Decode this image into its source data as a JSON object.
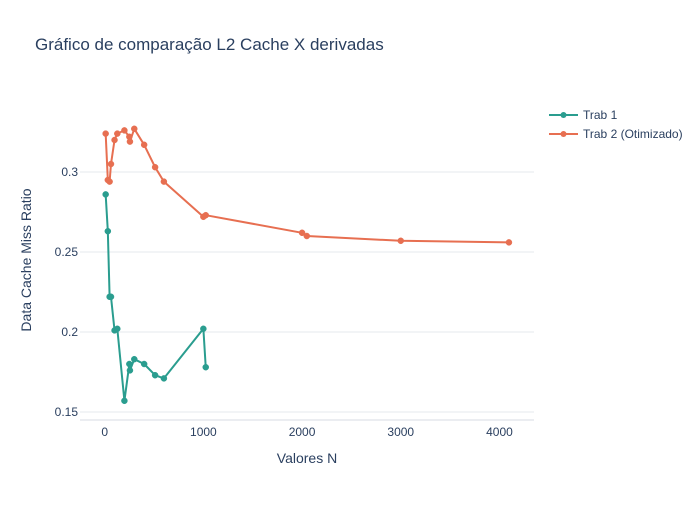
{
  "chart_data": {
    "type": "line",
    "title": "Gráfico de comparação L2 Cache X derivadas",
    "xlabel": "Valores N",
    "ylabel": "Data Cache Miss Ratio",
    "xlim": [
      -250,
      4350
    ],
    "ylim": [
      0.145,
      0.345
    ],
    "xticks": [
      0,
      1000,
      2000,
      3000,
      4000
    ],
    "xtick_labels": [
      "0",
      "1000",
      "2000",
      "3000",
      "4000"
    ],
    "yticks": [
      0.15,
      0.2,
      0.25,
      0.3
    ],
    "ytick_labels": [
      "0.15",
      "0.2",
      "0.25",
      "0.3"
    ],
    "grid": true,
    "legend": "top-right",
    "series": [
      {
        "name": "Trab 1",
        "color": "#2a9d8f",
        "points": [
          [
            10,
            0.286
          ],
          [
            32,
            0.263
          ],
          [
            50,
            0.222
          ],
          [
            64,
            0.222
          ],
          [
            100,
            0.201
          ],
          [
            128,
            0.202
          ],
          [
            200,
            0.157
          ],
          [
            250,
            0.18
          ],
          [
            256,
            0.176
          ],
          [
            300,
            0.183
          ],
          [
            400,
            0.18
          ],
          [
            511,
            0.173
          ],
          [
            600,
            0.171
          ],
          [
            1000,
            0.202
          ],
          [
            1024,
            0.178
          ]
        ]
      },
      {
        "name": "Trab 2 (Otimizado)",
        "color": "#e76f51",
        "points": [
          [
            10,
            0.324
          ],
          [
            32,
            0.295
          ],
          [
            50,
            0.294
          ],
          [
            64,
            0.305
          ],
          [
            100,
            0.32
          ],
          [
            128,
            0.324
          ],
          [
            200,
            0.326
          ],
          [
            250,
            0.322
          ],
          [
            256,
            0.319
          ],
          [
            300,
            0.327
          ],
          [
            400,
            0.317
          ],
          [
            511,
            0.303
          ],
          [
            600,
            0.294
          ],
          [
            1000,
            0.272
          ],
          [
            1024,
            0.273
          ],
          [
            2000,
            0.262
          ],
          [
            2048,
            0.26
          ],
          [
            3000,
            0.257
          ],
          [
            4096,
            0.256
          ]
        ]
      }
    ]
  }
}
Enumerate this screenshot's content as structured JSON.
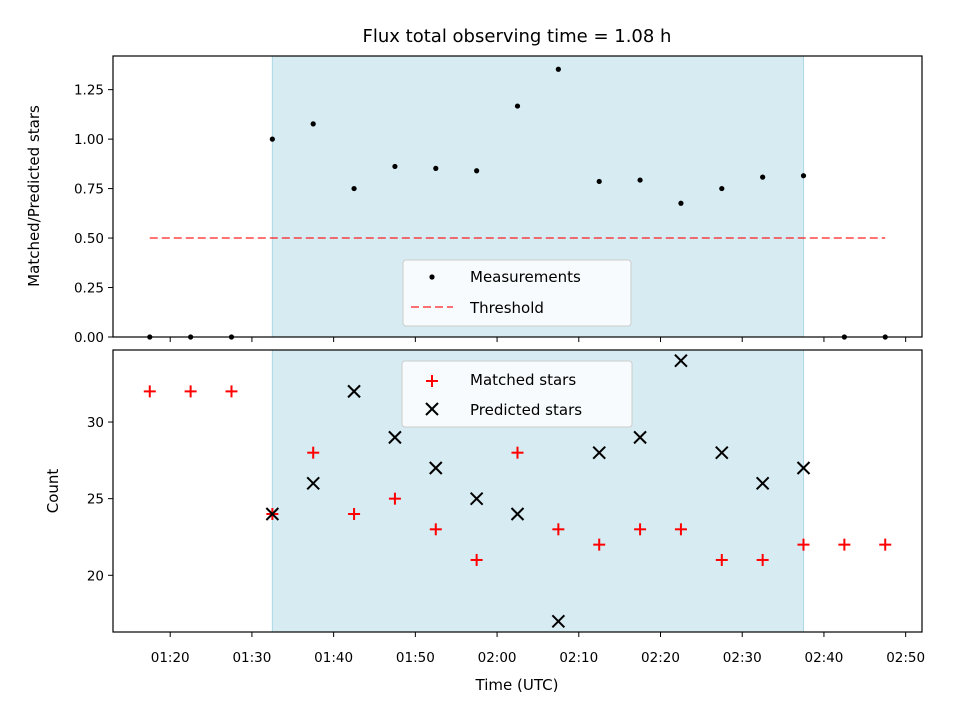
{
  "colors": {
    "highlight_band": "#add8e6",
    "measurements": "#000000",
    "threshold": "#ff0000",
    "matched": "#ff0000",
    "predicted": "#000000"
  },
  "chart_data": [
    {
      "type": "scatter",
      "title": "Flux total observing time = 1.08 h",
      "ylabel": "Matched/Predicted stars",
      "ylim": [
        0,
        1.42
      ],
      "xlim": [
        "01:13",
        "02:52"
      ],
      "yticks": [
        "0.00",
        "0.25",
        "0.50",
        "0.75",
        "1.00",
        "1.25"
      ],
      "highlight_span": [
        "01:32:30",
        "02:37:30"
      ],
      "series": [
        {
          "name": "Measurements",
          "marker": "dot",
          "x": [
            "01:17:30",
            "01:22:30",
            "01:27:30",
            "01:32:30",
            "01:37:30",
            "01:42:30",
            "01:47:30",
            "01:52:30",
            "01:57:30",
            "02:02:30",
            "02:07:30",
            "02:12:30",
            "02:17:30",
            "02:22:30",
            "02:27:30",
            "02:32:30",
            "02:37:30",
            "02:42:30",
            "02:47:30"
          ],
          "y": [
            0,
            0,
            0,
            1.0,
            1.077,
            0.75,
            0.862,
            0.852,
            0.84,
            1.167,
            1.353,
            0.786,
            0.793,
            0.676,
            0.75,
            0.808,
            0.815,
            0,
            0
          ]
        },
        {
          "name": "Threshold",
          "marker": "dashed-line",
          "x": [
            "01:17:30",
            "02:47:30"
          ],
          "y": [
            0.5,
            0.5
          ]
        }
      ],
      "legend": "lower-center"
    },
    {
      "type": "scatter",
      "xlabel": "Time (UTC)",
      "ylabel": "Count",
      "ylim": [
        16.3,
        34.7
      ],
      "xlim": [
        "01:13",
        "02:52"
      ],
      "yticks": [
        "20",
        "25",
        "30"
      ],
      "xticks": [
        "01:20",
        "01:30",
        "01:40",
        "01:50",
        "02:00",
        "02:10",
        "02:20",
        "02:30",
        "02:40",
        "02:50"
      ],
      "highlight_span": [
        "01:32:30",
        "02:37:30"
      ],
      "series": [
        {
          "name": "Matched stars",
          "marker": "plus",
          "x": [
            "01:17:30",
            "01:22:30",
            "01:27:30",
            "01:32:30",
            "01:37:30",
            "01:42:30",
            "01:47:30",
            "01:52:30",
            "01:57:30",
            "02:02:30",
            "02:07:30",
            "02:12:30",
            "02:17:30",
            "02:22:30",
            "02:27:30",
            "02:32:30",
            "02:37:30",
            "02:42:30",
            "02:47:30"
          ],
          "y": [
            32,
            32,
            32,
            24,
            28,
            24,
            25,
            23,
            21,
            28,
            23,
            22,
            23,
            23,
            21,
            21,
            22,
            22,
            22
          ]
        },
        {
          "name": "Predicted stars",
          "marker": "x",
          "x": [
            "01:32:30",
            "01:37:30",
            "01:42:30",
            "01:47:30",
            "01:52:30",
            "01:57:30",
            "02:02:30",
            "02:07:30",
            "02:12:30",
            "02:17:30",
            "02:22:30",
            "02:27:30",
            "02:32:30",
            "02:37:30"
          ],
          "y": [
            24,
            26,
            32,
            29,
            27,
            25,
            24,
            17,
            28,
            29,
            34,
            28,
            26,
            27
          ]
        }
      ],
      "legend": "upper-center"
    }
  ]
}
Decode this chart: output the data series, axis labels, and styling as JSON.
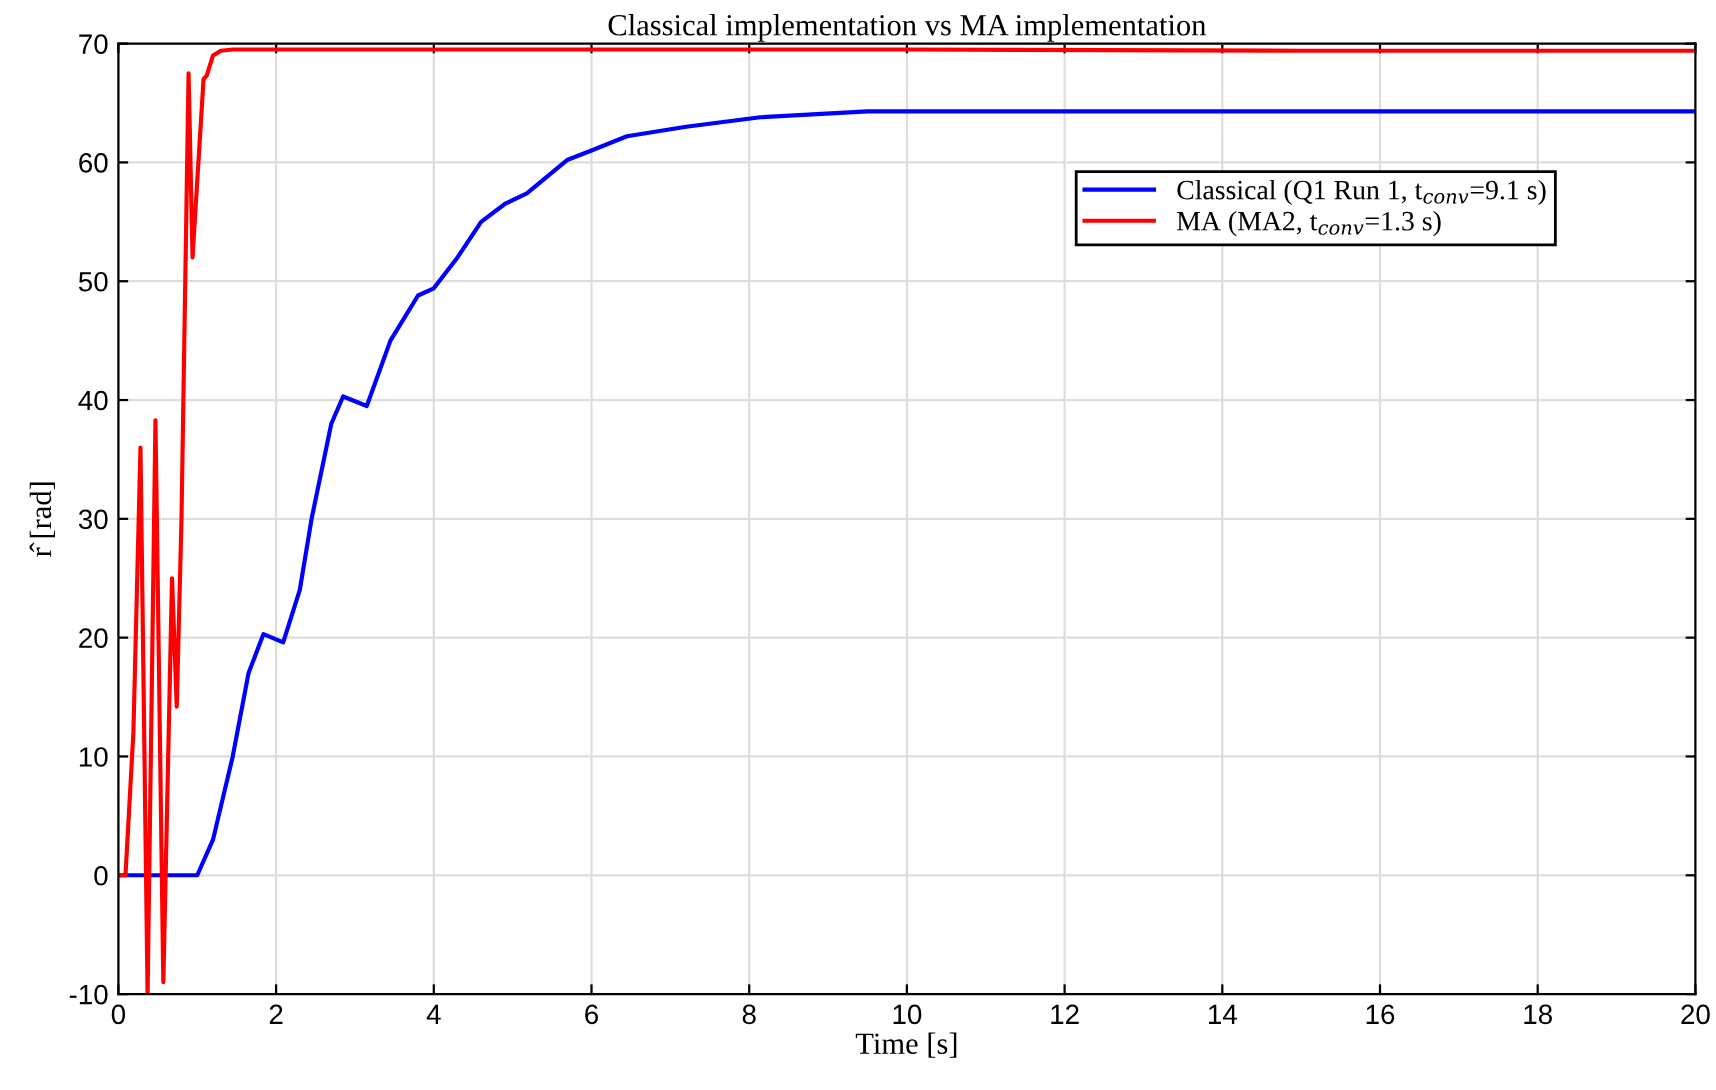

- - - - - - -

__INSTRUCTIONS FOR THE TASK__
Out of the material above, gather each line where "center" appears.

__EXPECTED ANSWER__
      "legend": "lower-center"
      "legend": "upper-center"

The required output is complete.